(Exercise directions) Transcribe the data that follows precisely, omitting nothing.

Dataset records
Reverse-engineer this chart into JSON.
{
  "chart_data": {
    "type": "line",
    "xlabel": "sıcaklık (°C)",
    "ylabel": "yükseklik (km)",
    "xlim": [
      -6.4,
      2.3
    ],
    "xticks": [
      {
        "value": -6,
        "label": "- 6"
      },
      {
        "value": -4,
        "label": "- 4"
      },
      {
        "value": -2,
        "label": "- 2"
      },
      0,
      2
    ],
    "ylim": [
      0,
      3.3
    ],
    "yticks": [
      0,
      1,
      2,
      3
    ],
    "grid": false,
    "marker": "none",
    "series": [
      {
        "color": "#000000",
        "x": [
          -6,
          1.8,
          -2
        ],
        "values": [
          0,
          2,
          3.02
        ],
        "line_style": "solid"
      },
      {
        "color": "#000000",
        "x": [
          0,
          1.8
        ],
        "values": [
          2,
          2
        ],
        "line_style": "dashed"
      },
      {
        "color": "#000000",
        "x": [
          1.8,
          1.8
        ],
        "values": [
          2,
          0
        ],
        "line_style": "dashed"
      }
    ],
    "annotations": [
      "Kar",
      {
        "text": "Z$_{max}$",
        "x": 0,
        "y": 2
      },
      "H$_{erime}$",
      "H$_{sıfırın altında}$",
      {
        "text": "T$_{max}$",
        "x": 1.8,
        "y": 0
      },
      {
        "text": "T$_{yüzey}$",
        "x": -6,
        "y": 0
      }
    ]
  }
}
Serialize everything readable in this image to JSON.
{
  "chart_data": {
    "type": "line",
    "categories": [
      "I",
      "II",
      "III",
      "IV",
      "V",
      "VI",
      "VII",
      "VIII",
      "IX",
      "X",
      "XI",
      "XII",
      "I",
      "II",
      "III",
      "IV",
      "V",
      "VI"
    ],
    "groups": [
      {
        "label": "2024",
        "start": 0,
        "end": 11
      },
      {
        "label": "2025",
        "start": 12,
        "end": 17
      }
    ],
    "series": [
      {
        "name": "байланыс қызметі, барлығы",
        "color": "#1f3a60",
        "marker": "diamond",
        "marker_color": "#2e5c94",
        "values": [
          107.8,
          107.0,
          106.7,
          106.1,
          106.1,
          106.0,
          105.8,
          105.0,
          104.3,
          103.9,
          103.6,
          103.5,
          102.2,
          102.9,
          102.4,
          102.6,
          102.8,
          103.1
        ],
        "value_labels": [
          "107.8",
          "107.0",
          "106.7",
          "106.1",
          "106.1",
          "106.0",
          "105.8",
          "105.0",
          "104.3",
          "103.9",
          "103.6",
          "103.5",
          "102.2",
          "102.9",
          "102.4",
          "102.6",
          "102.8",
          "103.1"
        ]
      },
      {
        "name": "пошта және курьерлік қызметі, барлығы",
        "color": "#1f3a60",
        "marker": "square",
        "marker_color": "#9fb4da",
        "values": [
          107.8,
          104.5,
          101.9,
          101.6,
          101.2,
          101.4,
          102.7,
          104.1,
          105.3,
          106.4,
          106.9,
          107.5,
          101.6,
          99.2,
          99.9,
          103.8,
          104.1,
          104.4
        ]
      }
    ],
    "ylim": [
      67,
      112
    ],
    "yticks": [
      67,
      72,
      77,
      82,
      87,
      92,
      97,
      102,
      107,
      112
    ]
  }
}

(Correct answer)
Reverse-engineer this chart into JSON.
{
  "chart_data": {
    "type": "line",
    "xlabel": "sıcaklık (°C)",
    "ylabel": "yükseklik (km)",
    "xlim": [
      -6.4,
      2.3
    ],
    "xticks": [
      {
        "value": -6,
        "label": "- 6"
      },
      {
        "value": -4,
        "label": "- 4"
      },
      {
        "value": -2,
        "label": "- 2"
      },
      0,
      2
    ],
    "ylim": [
      0,
      3.3
    ],
    "yticks": [
      0,
      1,
      2,
      3
    ],
    "grid": false,
    "marker": "none",
    "series": [
      {
        "color": "#000000",
        "x": [
          -6,
          1.8,
          -2
        ],
        "values": [
          0,
          2,
          3.02
        ],
        "line_style": "solid"
      },
      {
        "color": "#000000",
        "x": [
          0,
          1.8
        ],
        "values": [
          2,
          2
        ],
        "line_style": "dashed"
      },
      {
        "color": "#000000",
        "x": [
          1.8,
          1.8
        ],
        "values": [
          2,
          0
        ],
        "line_style": "dashed"
      }
    ],
    "annotations": [
      "Kar",
      {
        "text": "Z$_{max}$",
        "x": 0,
        "y": 2
      },
      "H$_{erime}$",
      "H$_{sıfırın altında}$",
      {
        "text": "T$_{max}$",
        "x": 1.8,
        "y": 0
      },
      {
        "text": "T$_{yüzey}$",
        "x": -6,
        "y": 0
      }
    ]
  }
}
Serialize everything readable in this image to JSON.
{
  "chart_data": {
    "type": "line",
    "categories": [
      "I",
      "II",
      "III",
      "IV",
      "V",
      "VI",
      "VII",
      "VIII",
      "IX",
      "X",
      "XI",
      "XII",
      "I",
      "II",
      "III",
      "IV",
      "V",
      "VI"
    ],
    "groups": [
      {
        "label": "2024",
        "start": 0,
        "end": 11
      },
      {
        "label": "2025",
        "start": 12,
        "end": 17
      }
    ],
    "series": [
      {
        "name": "байланыс қызметі, барлығы",
        "color": "#1f3a60",
        "marker": "diamond",
        "marker_color": "#2e5c94",
        "values": [
          107.8,
          107.0,
          106.7,
          106.1,
          106.1,
          106.0,
          105.8,
          105.0,
          104.3,
          103.9,
          103.6,
          103.5,
          102.2,
          102.9,
          102.4,
          102.6,
          102.8,
          103.1
        ],
        "value_labels": [
          "107.8",
          "107.0",
          "106.7",
          "106.1",
          "106.1",
          "106.0",
          "105.8",
          "105.0",
          "104.3",
          "103.9",
          "103.6",
          "103.5",
          "102.2",
          "102.9",
          "102.4",
          "102.6",
          "102.8",
          "103.1"
        ]
      },
      {
        "name": "пошта және курьерлік қызметі, барлығы",
        "color": "#1f3a60",
        "marker": "square",
        "marker_color": "#9fb4da",
        "values": [
          107.8,
          104.5,
          101.9,
          101.6,
          101.2,
          101.4,
          102.7,
          104.1,
          105.3,
          106.4,
          106.9,
          107.5,
          101.6,
          99.2,
          99.9,
          103.8,
          104.1,
          104.4
        ]
      }
    ],
    "ylim": [
      67,
      112
    ],
    "yticks": [
      67,
      72,
      77,
      82,
      87,
      92,
      97,
      102,
      107,
      112
    ]
  }
}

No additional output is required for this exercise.